<<<<
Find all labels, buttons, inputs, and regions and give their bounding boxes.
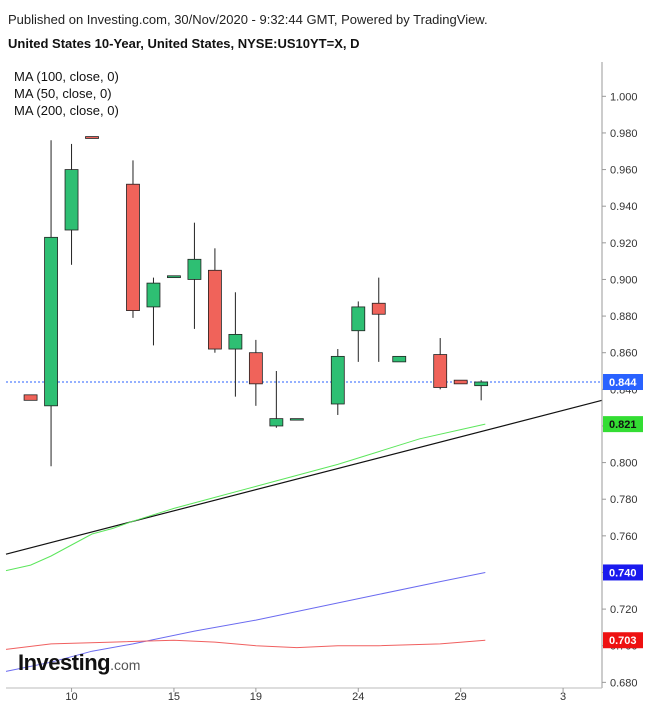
ma200-badge: 0.703 [603, 632, 643, 649]
candle-body [474, 381, 489, 387]
y-tick-label: 0.800 [610, 458, 638, 470]
candle [330, 349, 345, 415]
candle-body [146, 282, 161, 308]
x-tick-label: 3 [560, 691, 566, 703]
legend-ma200[interactable]: MA (200, close, 0) [14, 103, 119, 118]
candle [371, 277, 386, 362]
candle-body [248, 352, 263, 385]
y-tick-label: 0.940 [610, 201, 638, 213]
candle [85, 136, 99, 139]
candle [208, 248, 222, 353]
y-tick-label: 0.900 [610, 274, 638, 286]
indicator-legend: MA (100, close, 0) MA (50, close, 0) MA … [14, 68, 119, 119]
ma50-line [5, 423, 486, 572]
last-price-badge: 0.844 [603, 374, 643, 391]
published-line: Published on Investing.com, 30/Nov/2020 … [8, 12, 488, 27]
x-tick-label: 29 [455, 691, 467, 703]
ma100-badge-label: 0.740 [609, 567, 637, 579]
x-tick-label: 15 [168, 691, 180, 703]
x-tick-label: 10 [65, 691, 77, 703]
candle [351, 301, 366, 362]
candle-body [351, 306, 366, 332]
y-tick-label: 0.860 [610, 348, 638, 360]
y-tick-label: 0.980 [610, 128, 638, 140]
ma100-line [5, 572, 486, 672]
candle-body [392, 355, 407, 363]
candle [392, 355, 407, 363]
candle [453, 379, 468, 385]
candle-body [187, 258, 202, 280]
x-tick-label: 24 [352, 691, 364, 703]
candle [228, 292, 243, 397]
candle [64, 143, 79, 265]
candle [269, 371, 284, 428]
investing-logo: Investing.com [18, 650, 141, 675]
candle [146, 277, 161, 346]
candle-body [433, 354, 448, 388]
candle-body [208, 269, 222, 350]
last-price-badge-bg [603, 374, 643, 391]
candle-body [269, 418, 284, 427]
candle [289, 418, 304, 421]
candle-body [23, 394, 38, 401]
candle-body [126, 183, 140, 311]
ma50-badge-bg [603, 416, 643, 433]
y-tick-label: 0.720 [610, 604, 638, 616]
ma100-badge-bg [603, 564, 643, 581]
y-tick-label: 0.780 [610, 494, 638, 506]
candle-body [289, 418, 304, 421]
ma50-badge-label: 0.821 [609, 419, 637, 431]
y-tick-label: 0.920 [610, 238, 638, 250]
candle [23, 394, 38, 401]
candle [433, 338, 448, 390]
y-tick-label: 0.760 [610, 531, 638, 543]
candle-body [64, 169, 79, 231]
y-tick-label: 0.960 [610, 165, 638, 177]
y-tick-label: 0.880 [610, 311, 638, 323]
x-tick-label: 19 [250, 691, 262, 703]
trendline [5, 399, 603, 555]
legend-ma100[interactable]: MA (100, close, 0) [14, 69, 119, 84]
legend-ma50[interactable]: MA (50, close, 0) [14, 86, 112, 101]
last-price-badge-label: 0.844 [609, 377, 637, 389]
candle-body [85, 136, 99, 139]
y-tick-label: 1.000 [610, 91, 638, 103]
candle-body [330, 355, 345, 405]
candle [248, 339, 263, 406]
candle-body [228, 333, 243, 350]
candle [44, 140, 58, 467]
ma100-badge: 0.740 [603, 564, 643, 581]
ma50-badge: 0.821 [603, 416, 643, 433]
candle-body [453, 379, 468, 385]
ma200-badge-label: 0.703 [609, 635, 637, 647]
candle-body [167, 275, 181, 279]
candle [187, 222, 202, 329]
candle [126, 160, 140, 318]
candle [167, 275, 181, 279]
candle-body [371, 302, 386, 315]
y-tick-label: 0.680 [610, 677, 638, 689]
candle-body [44, 236, 58, 407]
ma200-line [5, 639, 486, 650]
ma200-badge-bg [603, 632, 643, 649]
symbol-title: United States 10-Year, United States, NY… [8, 36, 360, 51]
candle [474, 380, 489, 401]
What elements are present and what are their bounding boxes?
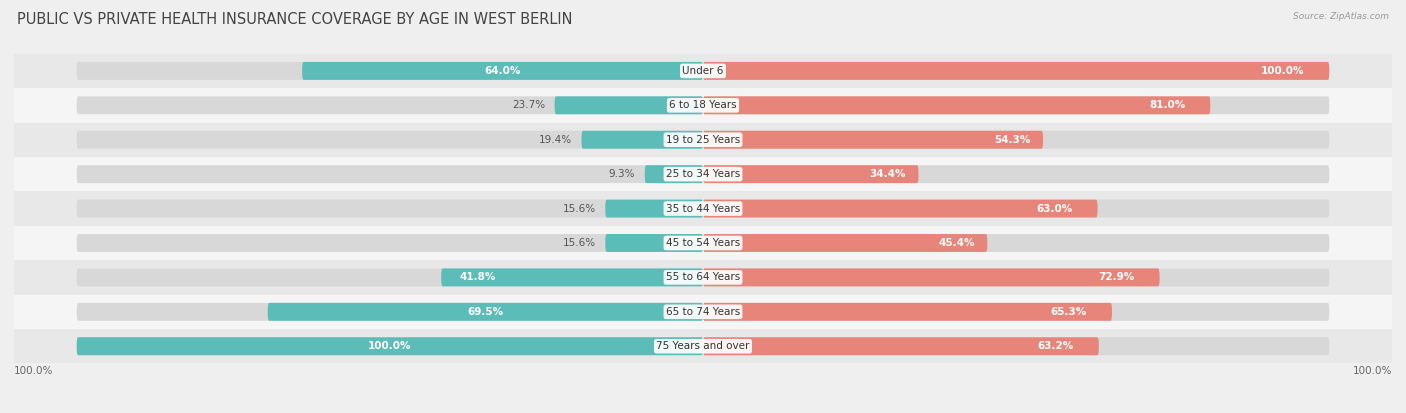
FancyBboxPatch shape: [703, 199, 1098, 218]
Text: 45 to 54 Years: 45 to 54 Years: [666, 238, 740, 248]
Bar: [14, 54, 1392, 88]
FancyBboxPatch shape: [703, 96, 1329, 114]
Text: 72.9%: 72.9%: [1098, 273, 1135, 282]
Text: 35 to 44 Years: 35 to 44 Years: [666, 204, 740, 214]
FancyBboxPatch shape: [606, 234, 703, 252]
Bar: [14, 226, 1392, 260]
FancyBboxPatch shape: [703, 165, 918, 183]
Text: 9.3%: 9.3%: [609, 169, 636, 179]
FancyBboxPatch shape: [703, 96, 1211, 114]
Text: 65 to 74 Years: 65 to 74 Years: [666, 307, 740, 317]
Text: 64.0%: 64.0%: [485, 66, 520, 76]
Text: PUBLIC VS PRIVATE HEALTH INSURANCE COVERAGE BY AGE IN WEST BERLIN: PUBLIC VS PRIVATE HEALTH INSURANCE COVER…: [17, 12, 572, 27]
FancyBboxPatch shape: [77, 96, 703, 114]
FancyBboxPatch shape: [703, 62, 1329, 80]
Text: 6 to 18 Years: 6 to 18 Years: [669, 100, 737, 110]
FancyBboxPatch shape: [77, 268, 703, 286]
FancyBboxPatch shape: [703, 337, 1329, 355]
FancyBboxPatch shape: [441, 268, 703, 286]
Text: 45.4%: 45.4%: [938, 238, 974, 248]
Text: 41.8%: 41.8%: [460, 273, 496, 282]
FancyBboxPatch shape: [554, 96, 703, 114]
Text: 54.3%: 54.3%: [994, 135, 1031, 145]
FancyBboxPatch shape: [645, 165, 703, 183]
Text: 19.4%: 19.4%: [538, 135, 572, 145]
FancyBboxPatch shape: [77, 337, 703, 355]
FancyBboxPatch shape: [703, 131, 1329, 149]
Text: 25 to 34 Years: 25 to 34 Years: [666, 169, 740, 179]
FancyBboxPatch shape: [703, 303, 1329, 321]
Text: 69.5%: 69.5%: [467, 307, 503, 317]
Text: 100.0%: 100.0%: [1353, 366, 1392, 376]
FancyBboxPatch shape: [77, 337, 703, 355]
Bar: [14, 260, 1392, 294]
Text: 75 Years and over: 75 Years and over: [657, 341, 749, 351]
FancyBboxPatch shape: [77, 234, 703, 252]
FancyBboxPatch shape: [267, 303, 703, 321]
Text: 100.0%: 100.0%: [1261, 66, 1305, 76]
Text: 55 to 64 Years: 55 to 64 Years: [666, 273, 740, 282]
Text: 63.2%: 63.2%: [1038, 341, 1074, 351]
Text: 65.3%: 65.3%: [1050, 307, 1087, 317]
Bar: [14, 329, 1392, 363]
FancyBboxPatch shape: [703, 268, 1160, 286]
FancyBboxPatch shape: [703, 234, 987, 252]
FancyBboxPatch shape: [703, 165, 1329, 183]
Bar: [14, 123, 1392, 157]
Bar: [14, 88, 1392, 123]
FancyBboxPatch shape: [77, 62, 703, 80]
Text: 15.6%: 15.6%: [562, 238, 596, 248]
Text: 81.0%: 81.0%: [1149, 100, 1185, 110]
Text: Source: ZipAtlas.com: Source: ZipAtlas.com: [1294, 12, 1389, 21]
Bar: [14, 294, 1392, 329]
Bar: [14, 157, 1392, 191]
Text: Under 6: Under 6: [682, 66, 724, 76]
Text: 34.4%: 34.4%: [869, 169, 905, 179]
FancyBboxPatch shape: [703, 62, 1329, 80]
Text: 15.6%: 15.6%: [562, 204, 596, 214]
FancyBboxPatch shape: [703, 199, 1329, 218]
FancyBboxPatch shape: [77, 303, 703, 321]
Text: 19 to 25 Years: 19 to 25 Years: [666, 135, 740, 145]
Text: 100.0%: 100.0%: [368, 341, 412, 351]
Bar: [14, 191, 1392, 226]
FancyBboxPatch shape: [703, 337, 1099, 355]
FancyBboxPatch shape: [703, 131, 1043, 149]
Text: 23.7%: 23.7%: [512, 100, 546, 110]
FancyBboxPatch shape: [77, 199, 703, 218]
FancyBboxPatch shape: [703, 234, 1329, 252]
FancyBboxPatch shape: [582, 131, 703, 149]
Text: 100.0%: 100.0%: [14, 366, 53, 376]
FancyBboxPatch shape: [302, 62, 703, 80]
FancyBboxPatch shape: [606, 199, 703, 218]
FancyBboxPatch shape: [703, 268, 1329, 286]
FancyBboxPatch shape: [77, 131, 703, 149]
FancyBboxPatch shape: [703, 303, 1112, 321]
Text: 63.0%: 63.0%: [1036, 204, 1073, 214]
FancyBboxPatch shape: [77, 165, 703, 183]
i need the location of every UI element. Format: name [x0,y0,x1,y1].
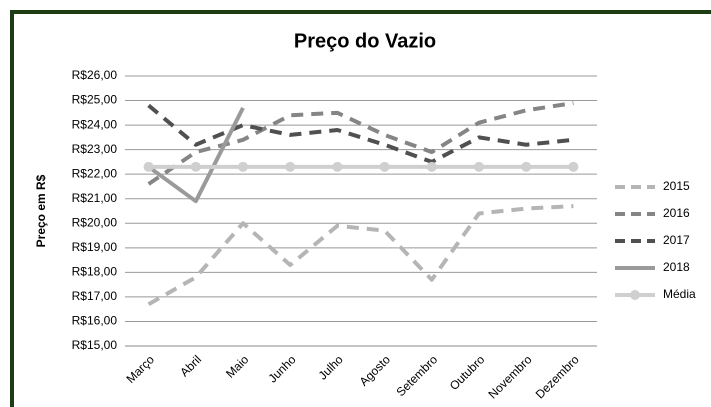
>>>>
**YOUR TASK**
Copy out, unchanged, the lines of the items starting with the line that contains "FancyBboxPatch shape: [703, 199, 1098, 218]" and going on through the line that contains "Text: 6 to 18", both included.

**THE COMPLETED TASK**
FancyBboxPatch shape: [703, 199, 1098, 218]
Text: 45 to 54 Years: 45 to 54 Years: [666, 238, 740, 248]
Bar: [14, 54, 1392, 88]
FancyBboxPatch shape: [703, 96, 1329, 114]
Text: 72.9%: 72.9%: [1098, 273, 1135, 282]
Text: 35 to 44 Years: 35 to 44 Years: [666, 204, 740, 214]
FancyBboxPatch shape: [606, 234, 703, 252]
Bar: [14, 226, 1392, 260]
FancyBboxPatch shape: [703, 165, 918, 183]
Text: 9.3%: 9.3%: [609, 169, 636, 179]
FancyBboxPatch shape: [703, 96, 1211, 114]
Text: 65 to 74 Years: 65 to 74 Years: [666, 307, 740, 317]
Text: 64.0%: 64.0%: [485, 66, 520, 76]
Text: PUBLIC VS PRIVATE HEALTH INSURANCE COVERAGE BY AGE IN WEST BERLIN: PUBLIC VS PRIVATE HEALTH INSURANCE COVER…: [17, 12, 572, 27]
FancyBboxPatch shape: [77, 96, 703, 114]
FancyBboxPatch shape: [703, 62, 1329, 80]
Text: 6 to 18 Years: 6 to 18 Years: [669, 100, 737, 110]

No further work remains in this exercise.